• _Aim of the exercise_
Answer with a single number: the count of lines that include the string "version".
begin Records shown
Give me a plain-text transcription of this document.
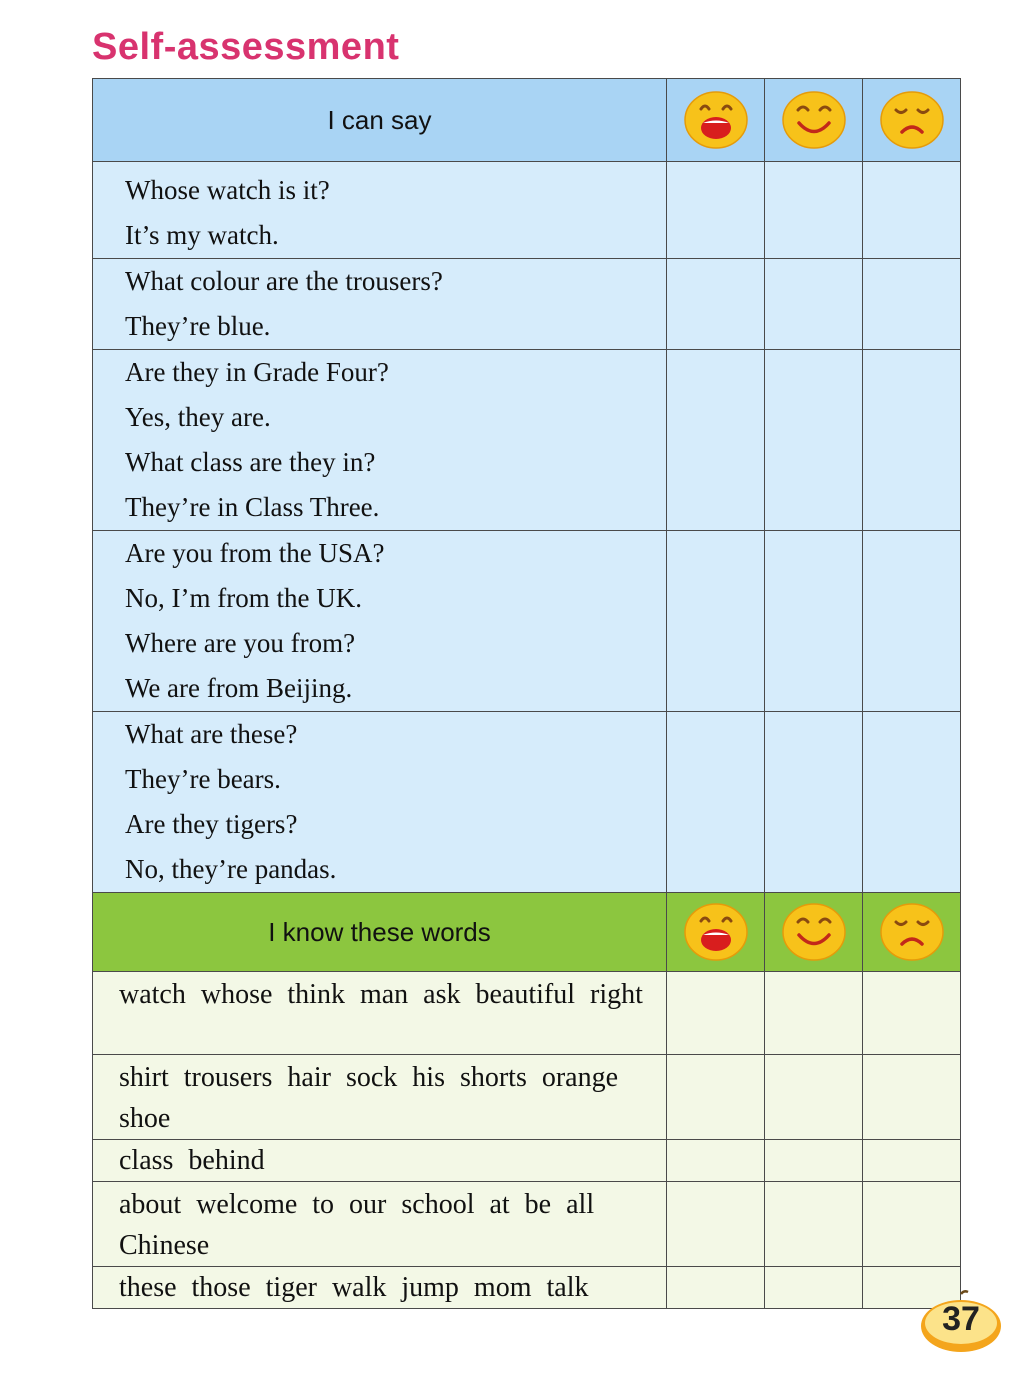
Self-assessment
I can say			

Whose watch is it?
It’s my watch.			

What colour are the trousers?
They’re blue.			

Are they in Grade Four?
Yes, they are.
What class are they in?
They’re in Class Three.			

Are you from the USA?
No, I’m from the UK.
Where are you from?
We are from Beijing.			

What are these?
They’re bears.
Are they tigers?
No, they’re pandas.			

I know these words			

watch whose think man ask beautiful right			

shirt trousers hair sock his shorts orange shoe			

class behind			

about welcome to our school at be all Chinese			

these those tiger walk jump mom talk			

37
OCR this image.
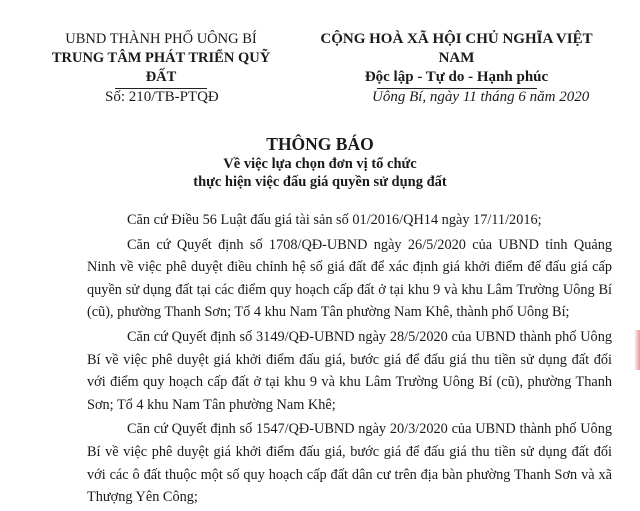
UBND THÀNH PHỐ UÔNG BÍ
TRUNG TÂM PHÁT TRIỂN QUỸ ĐẤT
CỘNG HOÀ XÃ HỘI CHỦ NGHĨA VIỆT NAM
Độc lập - Tự do - Hạnh phúc
Số: 210/TB-PTQĐ	Uông Bí, ngày 11 tháng 6 năm 2020
THÔNG BÁO
Về việc lựa chọn đơn vị tổ chức
thực hiện việc đấu giá quyền sử dụng đất

Căn cứ Điều 56 Luật đấu giá tài sản số 01/2016/QH14 ngày 17/11/2016;

Căn cứ Quyết định số 1708/QĐ-UBND ngày 26/5/2020 của UBND tỉnh Quảng Ninh về việc phê duyệt điều chỉnh hệ số giá đất để xác định giá khởi điểm để đấu giá cấp quyền sử dụng đất tại các điểm quy hoạch cấp đất ở tại khu 9 và khu Lâm Trường Uông Bí (cũ), phường Thanh Sơn; Tổ 4 khu Nam Tân phường Nam Khê, thành phố Uông Bí;

Căn cứ Quyết định số 3149/QĐ-UBND ngày 28/5/2020 của UBND thành phố Uông Bí về việc phê duyệt giá khởi điểm đấu giá, bước giá để đấu giá thu tiền sử dụng đất đối với điểm quy hoạch cấp đất ở tại khu 9 và khu Lâm Trường Uông Bí (cũ), phường Thanh Sơn; Tổ 4 khu Nam Tân phường Nam Khê;

Căn cứ Quyết định số 1547/QĐ-UBND ngày 20/3/2020 của UBND thành phố Uông Bí về việc phê duyệt giá khởi điểm đấu giá, bước giá để đấu giá thu tiền sử dụng đất đối với các ô đất thuộc một số quy hoạch cấp đất dân cư trên địa bàn phường Thanh Sơn và xã Thượng Yên Công;
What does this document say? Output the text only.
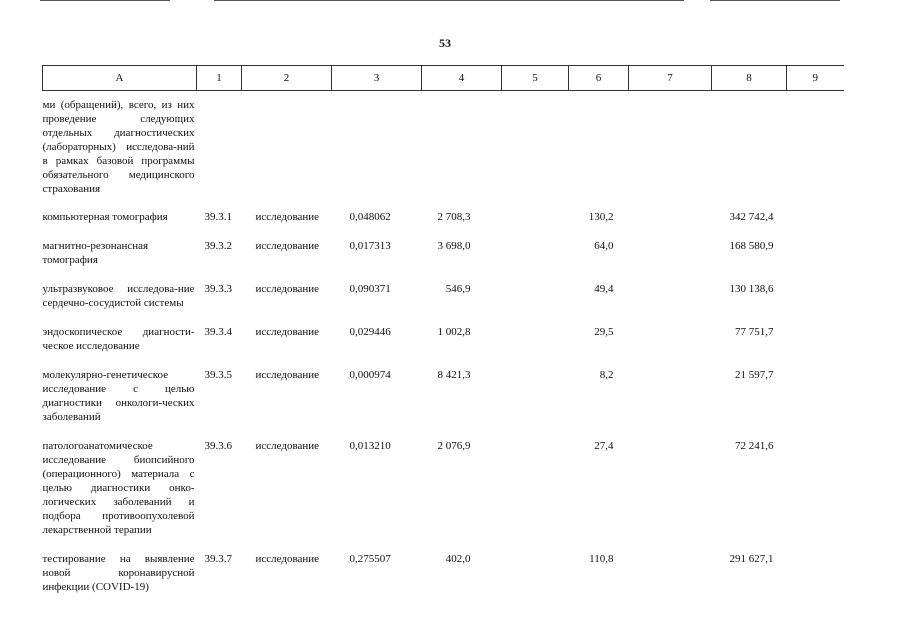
53
А	1	2	3	4	5	6	7	8	9
ми (обращений), всего, из них проведение следующих отдельных диагностических (лабораторных) исследова-ний в рамках базовой программы обязательного медицинского страхования									
компьютерная томография	39.3.1	исследование	0,048062	2 708,3		130,2		342 742,4	
магнитно-резонансная томография	39.3.2	исследование	0,017313	3 698,0		64,0		168 580,9	
ультразвуковое исследова-ние сердечно-сосудистой системы	39.3.3	исследование	0,090371	546,9		49,4		130 138,6	
эндоскопическое диагности-ческое исследование	39.3.4	исследование	0,029446	1 002,8		29,5		77 751,7	
молекулярно-генетическое исследование с целью диагностики онкологи-ческих заболеваний	39.3.5	исследование	0,000974	8 421,3		8,2		21 597,7	
патологоанатомическое исследование биопсийного (операционного) материала с целью диагностики онко-логических заболеваний и подбора противоопухолевой лекарственной терапии	39.3.6	исследование	0,013210	2 076,9		27,4		72 241,6	
тестирование на выявление новой коронавирусной инфекции (COVID-19)	39.3.7	исследование	0,275507	402,0		110,8		291 627,1	
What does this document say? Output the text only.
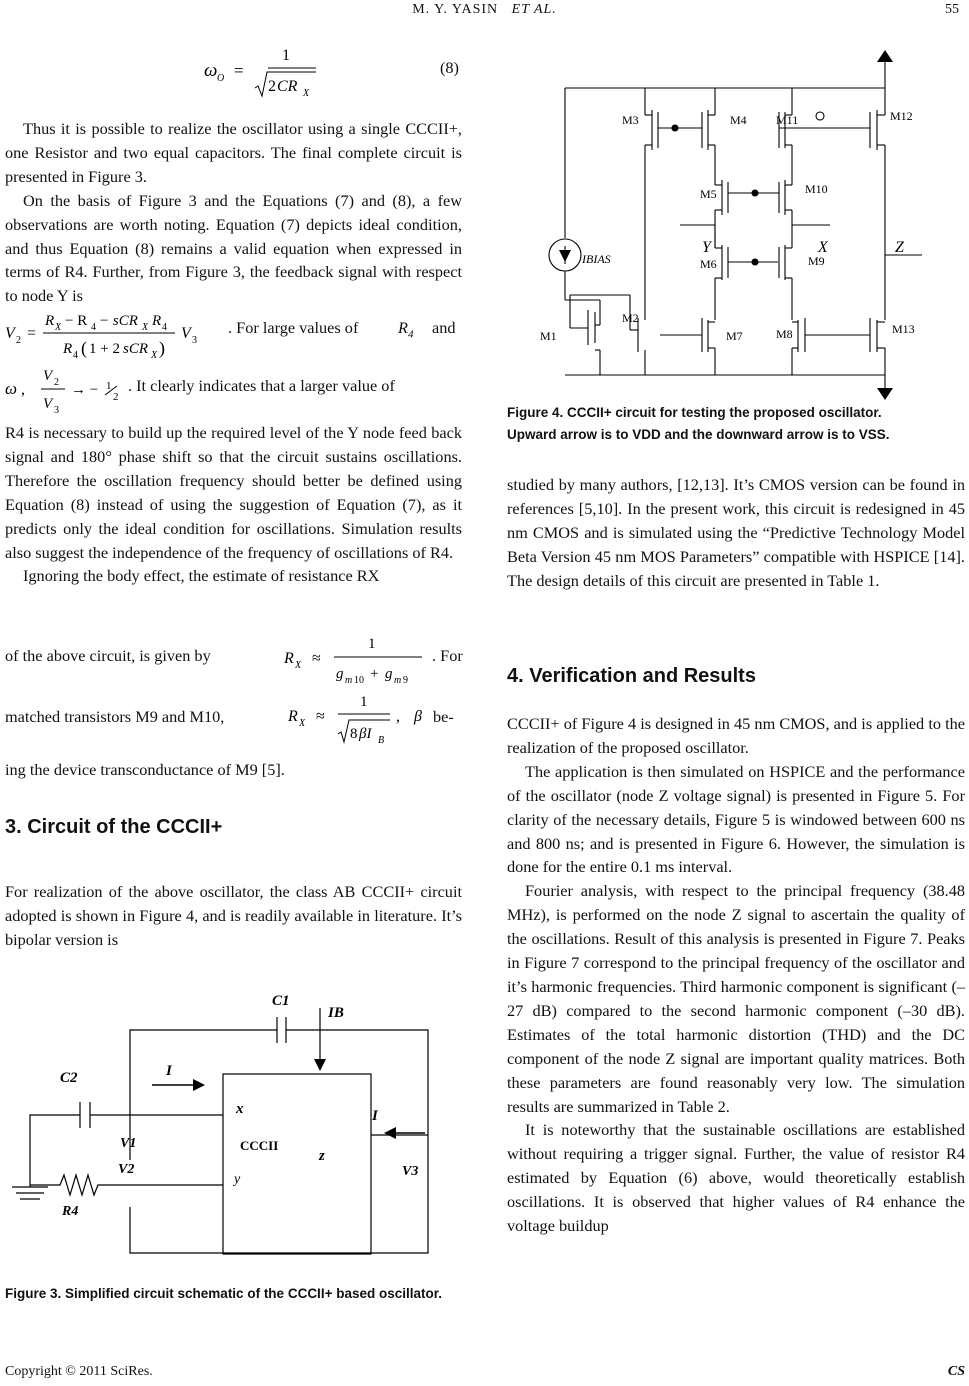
M. Y. YASIN ET AL.	55
ω O =
1
2 CR X
(8)

Thus it is possible to realize the oscillator using a single CCCII+, one Resistor and two equal capacitors. The final complete circuit is presented in Figure 3.

On the basis of Figure 3 and the Equations (7) and (8), a few observations are worth noting. Equation (7) depicts ideal condition, and thus Equation (8) remains a valid equation when expressed in terms of R4. Further, from Figure 3, the feedback signal with respect to node Y is

V 2 =
R X − R 4 − sCR X R 4
R 4 ( 1 + 2 sCR X )
V 3
. For large values of $R_4$ and
ω ,
V 2
V 3
→ − 1
2
. It clearly indicates that a larger value of

R4 is necessary to build up the required level of the Y node feed back signal and 180° phase shift so that the circuit sustains oscillations. Therefore the oscillation frequency should better be defined using Equation (8) instead of using the suggestion of Equation (7), as it predicts only the ideal condition for oscillations. Simulation results also suggest the independence of the frequency of oscillations of R4.

Ignoring the body effect, the estimate of resistance RX

of the above circuit, is given by	R X ≈
1
g m 10 + g m 9
. For
matched transistors M9 and M10,	R X ≈
1
8 βI B
, β be-

ing the device transconductance of M9 [5].

3. Circuit of the CCCII+

For realization of the above oscillator, the class AB CCCII+ circuit adopted is shown in Figure 4, and is readily available in literature. It’s bipolar version is

C1
C2
IB
I
I
V1
V2	V3
R4
x
z
y
CCCII
Figure 3. Simplified circuit schematic of the CCCII+ based oscillator.
M1
M2
M3	M4
M5
M6
M7	M8
M9
M10
M11	M12
M13
IBIAS
Y	X	Z
Figure 4. CCCII+ circuit for testing the proposed oscillator.
Upward arrow is to VDD and the downward arrow is to VSS.

studied by many authors, [12,13]. It’s CMOS version can be found in references [5,10]. In the present work, this circuit is redesigned in 45 nm CMOS and is simulated using the “Predictive Technology Model Beta Version 45 nm MOS Parameters” compatible with HSPICE [14]. The design details of this circuit are presented in Table 1.

4. Verification and Results

CCCII+ of Figure 4 is designed in 45 nm CMOS, and is applied to the realization of the proposed oscillator.

The application is then simulated on HSPICE and the performance of the oscillator (node Z voltage signal) is presented in Figure 5. For clarity of the necessary details, Figure 5 is windowed between 600 ns and 800 ns; and is presented in Figure 6. However, the simulation is done for the entire 0.1 ms interval.

Fourier analysis, with respect to the principal frequency (38.48 MHz), is performed on the node Z signal to ascertain the quality of the oscillations. Result of this analysis is presented in Figure 7. Peaks in Figure 7 correspond to the principal frequency of the oscillator and it’s harmonic frequencies. Third harmonic component is significant (–27 dB) compared to the second harmonic component (–30 dB). Estimates of the total harmonic distortion (THD) and the DC component of the node Z signal are important quality matrices. Both these parameters are found reasonably very low. The simulation results are summarized in Table 2.

It is noteworthy that the sustainable oscillations are established without requiring a trigger signal. Further, the value of resistor R4 estimated by Equation (6) above, would theoretically establish oscillations. It is observed that higher values of R4 enhance the voltage buildup

Copyright © 2011 SciRes.	CS
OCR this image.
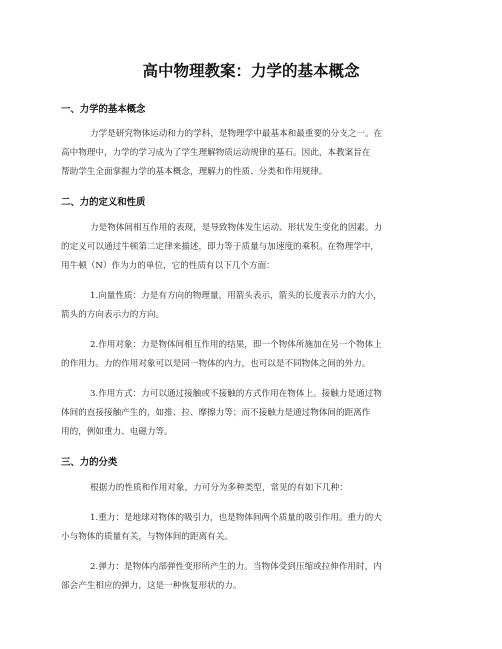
高中物理教案：力学的基本概念
一、力学的基本概念
力学是研究物体运动和力的学科，是物理学中最基本和最重要的分支之一。在
高中物理中，力学的学习成为了学生理解物质运动规律的基石。因此，本教案旨在
帮助学生全面掌握力学的基本概念，理解力的性质、分类和作用规律。
二、力的定义和性质
力是物体间相互作用的表现，是导致物体发生运动、形状发生变化的因素。力
的定义可以通过牛顿第二定律来描述，即力等于质量与加速度的乘积。在物理学中，
用牛顿（N）作为力的单位，它的性质有以下几个方面：
1.向量性质：力是有方向的物理量，用箭头表示，箭头的长度表示力的大小，
箭头的方向表示力的方向。
2.作用对象：力是物体间相互作用的结果，即一个物体所施加在另一个物体上
的作用力。力的作用对象可以是同一物体的内力，也可以是不同物体之间的外力。
3.作用方式：力可以通过接触或不接触的方式作用在物体上。接触力是通过物
体间的直接接触产生的，如推、拉、摩擦力等；而不接触力是通过物体间的距离作
用的，例如重力、电磁力等。
三、力的分类
根据力的性质和作用对象，力可分为多种类型，常见的有如下几种：
1.重力：是地球对物体的吸引力，也是物体间两个质量的吸引作用。重力的大
小与物体的质量有关，与物体间的距离有关。
2.弹力：是物体内部弹性变形所产生的力。当物体受到压缩或拉伸作用时，内
部会产生相应的弹力，这是一种恢复形状的力。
end Records shown
• _Written reply_
2